[Begin Task data]
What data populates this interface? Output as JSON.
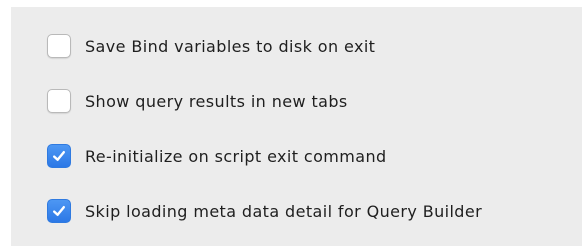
{
  "options": [
    {
      "label": "Save Bind variables to disk on exit",
      "checked": false
    },
    {
      "label": "Show query results in new tabs",
      "checked": false
    },
    {
      "label": "Re-initialize on script exit command",
      "checked": true
    },
    {
      "label": "Skip loading meta data detail for Query Builder",
      "checked": true
    }
  ],
  "colors": {
    "panel_background": "#ececec",
    "checkbox_checked": "#3a86ec",
    "label_text": "#1f1f1f"
  }
}
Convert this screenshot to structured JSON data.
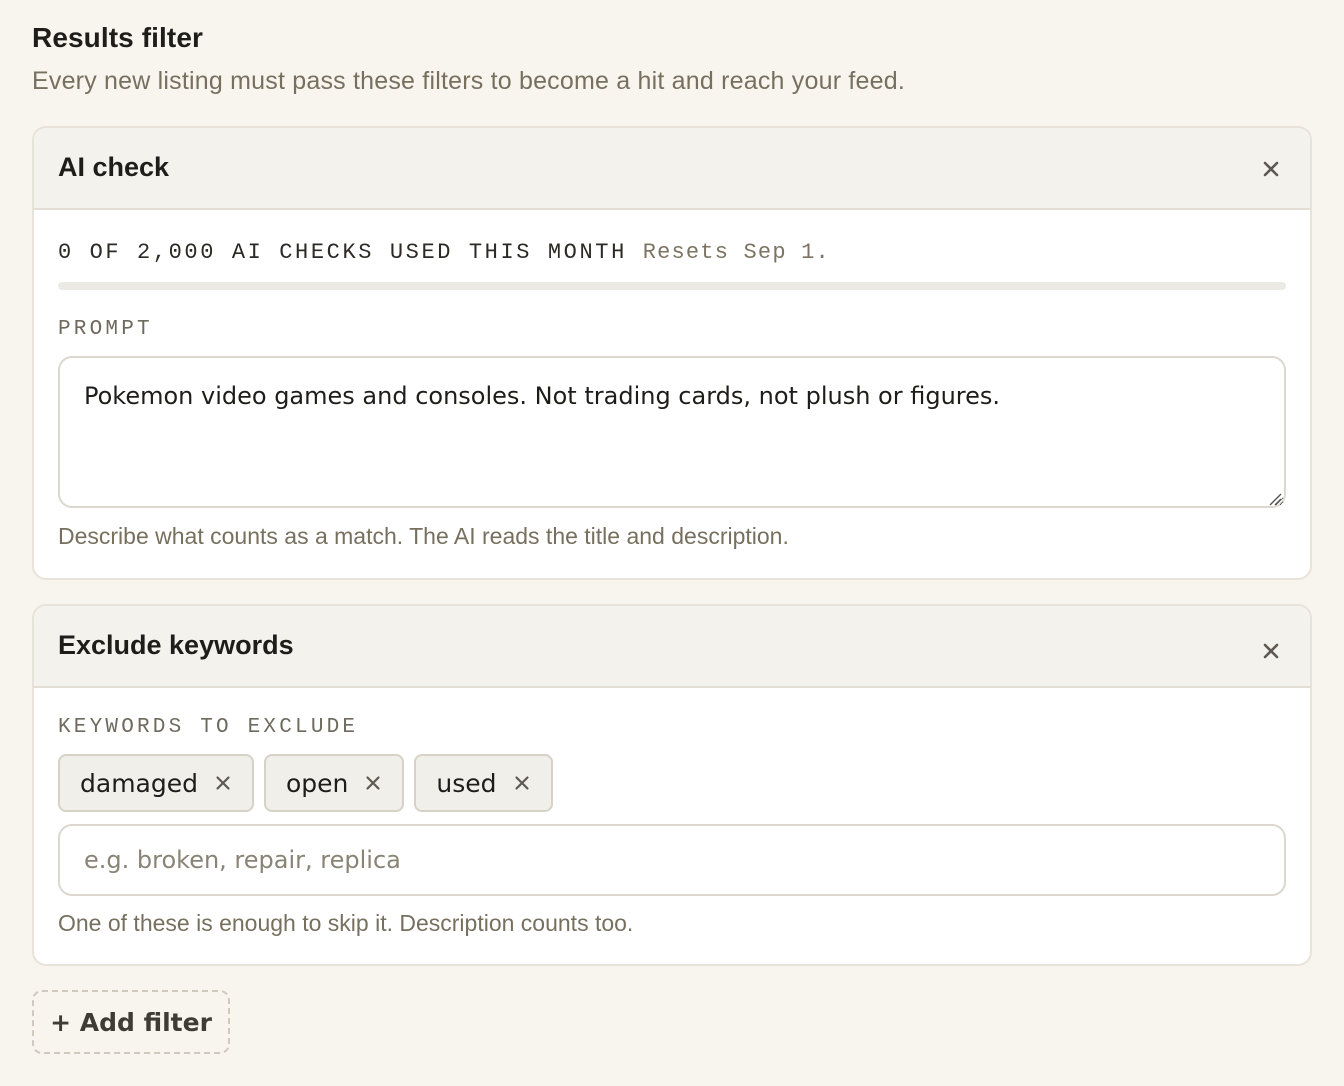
{
  "section": {
    "title": "Results filter",
    "subtitle": "Every new listing must pass these filters to become a hit and reach your feed."
  },
  "ai_check": {
    "title": "AI check",
    "usage_count": "0 OF 2,000 AI CHECKS USED THIS MONTH",
    "usage_reset": "Resets Sep 1.",
    "usage_used": 0,
    "usage_limit": 2000,
    "prompt_label": "PROMPT",
    "prompt_value": "Pokemon video games and consoles. Not trading cards, not plush or figures.",
    "help": "Describe what counts as a match. The AI reads the title and description."
  },
  "exclude_keywords": {
    "title": "Exclude keywords",
    "label": "KEYWORDS TO EXCLUDE",
    "chips": [
      "damaged",
      "open",
      "used"
    ],
    "input_placeholder": "e.g. broken, repair, replica",
    "help": "One of these is enough to skip it. Description counts too."
  },
  "add_filter_label": "+ Add filter",
  "icons": {
    "close": "close-icon",
    "chip_remove": "close-icon"
  },
  "colors": {
    "background": "#f8f5ee",
    "card_header": "#f3f2ed",
    "muted_text": "#77705f"
  }
}
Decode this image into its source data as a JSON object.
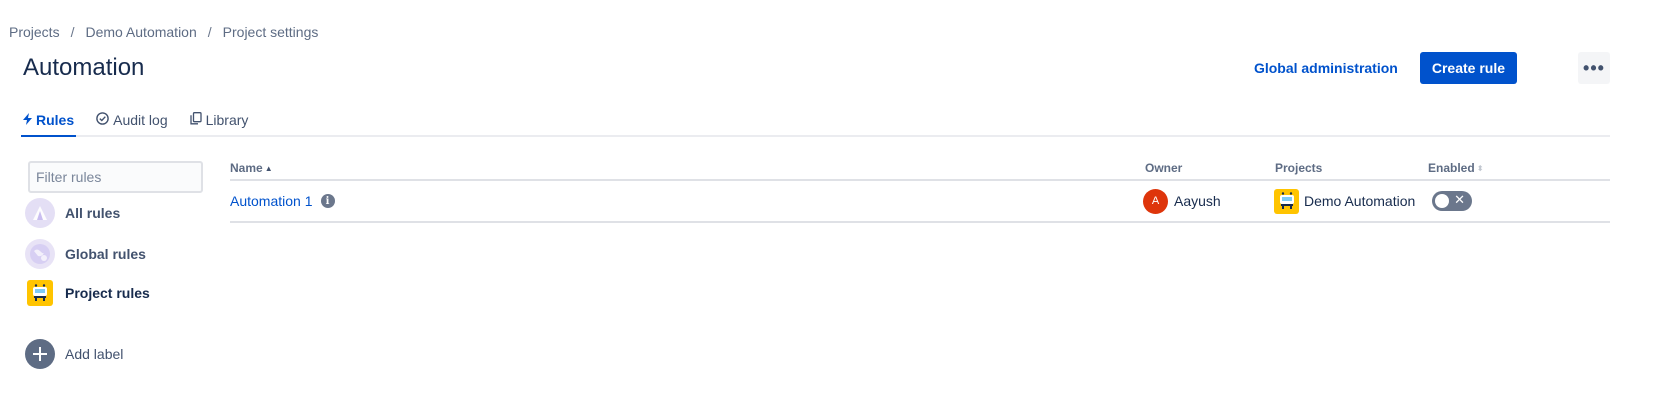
{
  "breadcrumb": {
    "items": [
      "Projects",
      "Demo Automation",
      "Project settings"
    ],
    "separator": "/"
  },
  "page": {
    "title": "Automation"
  },
  "header_actions": {
    "global_admin_label": "Global administration",
    "create_rule_label": "Create rule",
    "more_label": "•••"
  },
  "tabs": [
    {
      "label": "Rules",
      "icon": "lightning-icon",
      "active": true
    },
    {
      "label": "Audit log",
      "icon": "check-circle-icon",
      "active": false
    },
    {
      "label": "Library",
      "icon": "copy-icon",
      "active": false
    }
  ],
  "sidebar": {
    "filter_placeholder": "Filter rules",
    "items": [
      {
        "label": "All rules",
        "icon": "all-rules-icon",
        "active": false
      },
      {
        "label": "Global rules",
        "icon": "globe-icon",
        "active": false
      },
      {
        "label": "Project rules",
        "icon": "project-icon",
        "active": true
      }
    ],
    "add_label": "Add label"
  },
  "table": {
    "columns": {
      "name": "Name",
      "owner": "Owner",
      "projects": "Projects",
      "enabled": "Enabled"
    },
    "rows": [
      {
        "name": "Automation 1",
        "owner": "Aayush",
        "owner_initial": "A",
        "project": "Demo Automation",
        "enabled": false
      }
    ]
  },
  "colors": {
    "primary": "#0052cc",
    "text": "#172b4d",
    "muted": "#5e6c84",
    "avatar_owner": "#de350b",
    "project_avatar": "#ffc400",
    "toggle_off": "#6b778c"
  }
}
[End Task data]
Extract, from the material above, each line holding the word "help".

    "help": "Describe what counts as a match. The AI reads the title and description."
    "help": "One of these is enough to skip it. Description counts too."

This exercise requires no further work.